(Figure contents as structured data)
• • • • • • •
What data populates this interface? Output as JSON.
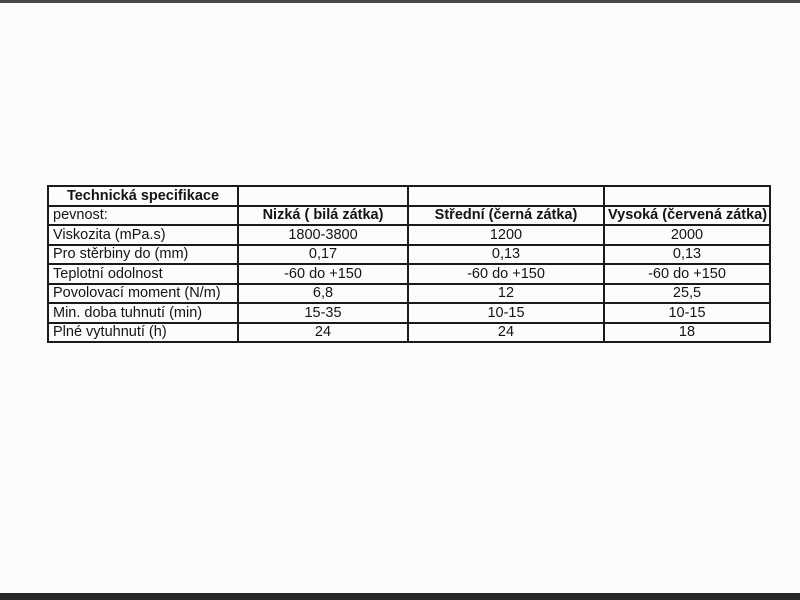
{
  "page": {
    "background_color": "#fcfcfc",
    "top_bar_color": "#474747",
    "bottom_bar_color": "#282828"
  },
  "table": {
    "border_color": "#1b1b1b",
    "text_color": "#141414",
    "title": "Technická specifikace",
    "subheader": {
      "label": "pevnost:",
      "columns": [
        "Nizká ( bilá zátka)",
        "Střední (černá zátka)",
        "Vysoká (červená zátka)"
      ]
    },
    "rows": [
      {
        "label": "Viskozita (mPa.s)",
        "values": [
          "1800-3800",
          "1200",
          "2000"
        ]
      },
      {
        "label": "Pro stěrbiny do (mm)",
        "values": [
          "0,17",
          "0,13",
          "0,13"
        ]
      },
      {
        "label": "Teplotní odolnost",
        "values": [
          "-60 do +150",
          "-60 do +150",
          "-60 do +150"
        ]
      },
      {
        "label": "Povolovací moment (N/m)",
        "values": [
          "6,8",
          "12",
          "25,5"
        ]
      },
      {
        "label": "Min. doba tuhnutí (min)",
        "values": [
          "15-35",
          "10-15",
          "10-15"
        ]
      },
      {
        "label": "Plné vytuhnutí  (h)",
        "values": [
          "24",
          "24",
          "18"
        ]
      }
    ]
  }
}
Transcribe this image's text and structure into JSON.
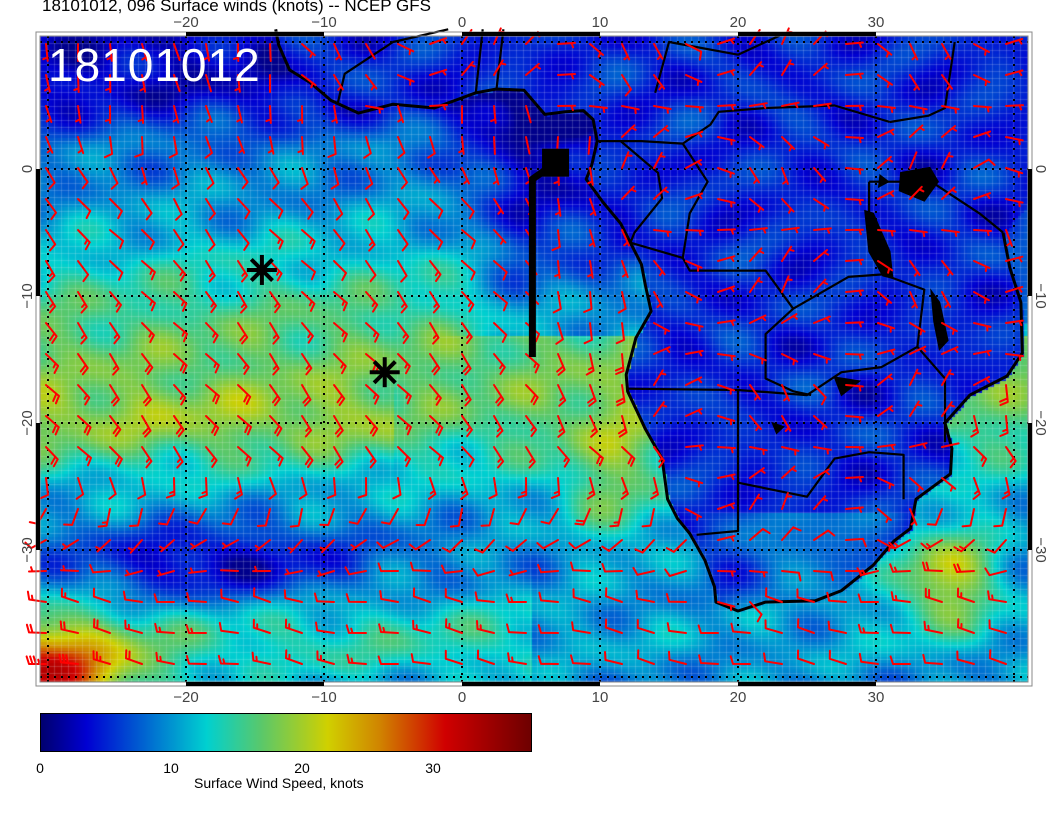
{
  "header": {
    "title": "18101012, 096 Surface winds (knots) -- NCEP GFS"
  },
  "map": {
    "overlay_label": "18101012",
    "lon_ticks": [
      "−20",
      "−10",
      "0",
      "10",
      "20",
      "30"
    ],
    "lat_ticks": [
      "0",
      "−10",
      "−20",
      "−30"
    ],
    "barb_color": "#ff0000",
    "coast_color": "#000000",
    "markers": [
      "asterisk-marker",
      "asterisk-marker",
      "flag-marker"
    ]
  },
  "colorbar": {
    "label": "Surface Wind Speed, knots",
    "ticks": [
      "0",
      "10",
      "20",
      "30"
    ],
    "range": [
      0,
      37.6
    ],
    "stops": [
      {
        "v": 0,
        "c": "#00006e"
      },
      {
        "v": 3.5,
        "c": "#0000d2"
      },
      {
        "v": 12.7,
        "c": "#00d0d0"
      },
      {
        "v": 17,
        "c": "#5cc868"
      },
      {
        "v": 22,
        "c": "#d0d000"
      },
      {
        "v": 26,
        "c": "#d08400"
      },
      {
        "v": 31,
        "c": "#d00000"
      },
      {
        "v": 37.6,
        "c": "#6e0000"
      }
    ]
  }
}
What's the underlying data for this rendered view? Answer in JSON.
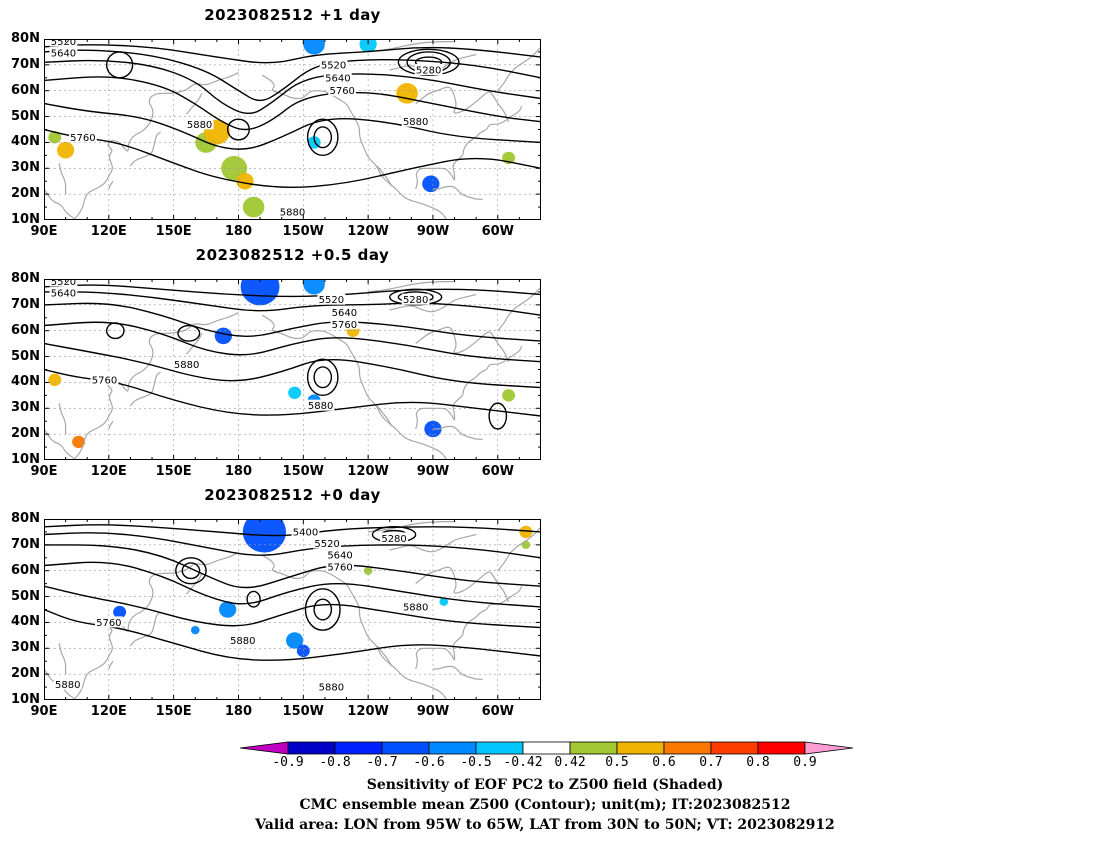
• • • • • • •
Reproduce the material in full, word for word, and omit the pictures.

What data populates this interface? Output as JSON.
{
  "page": {
    "background_color": "#fcfcfc",
    "top_bar_color": "#474747",
    "bottom_bar_color": "#282828"
  },
  "table": {
    "border_color": "#1b1b1b",
    "text_color": "#141414",
    "title": "Technická specifikace",
    "subheader": {
      "label": "pevnost:",
      "columns": [
        "Nizká ( bilá zátka)",
        "Střední (černá zátka)",
        "Vysoká (červená zátka)"
      ]
    },
    "rows": [
      {
        "label": "Viskozita (mPa.s)",
        "values": [
          "1800-3800",
          "1200",
          "2000"
        ]
      },
      {
        "label": "Pro stěrbiny do (mm)",
        "values": [
          "0,17",
          "0,13",
          "0,13"
        ]
      },
      {
        "label": "Teplotní odolnost",
        "values": [
          "-60 do +150",
          "-60 do +150",
          "-60 do +150"
        ]
      },
      {
        "label": "Povolovací moment (N/m)",
        "values": [
          "6,8",
          "12",
          "25,5"
        ]
      },
      {
        "label": "Min. doba tuhnutí (min)",
        "values": [
          "15-35",
          "10-15",
          "10-15"
        ]
      },
      {
        "label": "Plné vytuhnutí  (h)",
        "values": [
          "24",
          "24",
          "18"
        ]
      }
    ]
  }
}
Transcribe this image's text and structure into JSON.
{
  "header": {
    "title": "18101012, 096 Surface winds (knots) -- NCEP GFS"
  },
  "map": {
    "overlay_label": "18101012",
    "lon_ticks": [
      "−20",
      "−10",
      "0",
      "10",
      "20",
      "30"
    ],
    "lat_ticks": [
      "0",
      "−10",
      "−20",
      "−30"
    ],
    "barb_color": "#ff0000",
    "coast_color": "#000000",
    "markers": [
      "asterisk-marker",
      "asterisk-marker",
      "flag-marker"
    ]
  },
  "colorbar": {
    "label": "Surface Wind Speed, knots",
    "ticks": [
      "0",
      "10",
      "20",
      "30"
    ],
    "range": [
      0,
      37.6
    ],
    "stops": [
      {
        "v": 0,
        "c": "#00006e"
      },
      {
        "v": 3.5,
        "c": "#0000d2"
      },
      {
        "v": 12.7,
        "c": "#00d0d0"
      },
      {
        "v": 17,
        "c": "#5cc868"
      },
      {
        "v": 22,
        "c": "#d0d000"
      },
      {
        "v": 26,
        "c": "#d08400"
      },
      {
        "v": 31,
        "c": "#d00000"
      },
      {
        "v": 37.6,
        "c": "#6e0000"
      }
    ]
  }
}
What's the underlying data for this rendered view? Answer in JSON.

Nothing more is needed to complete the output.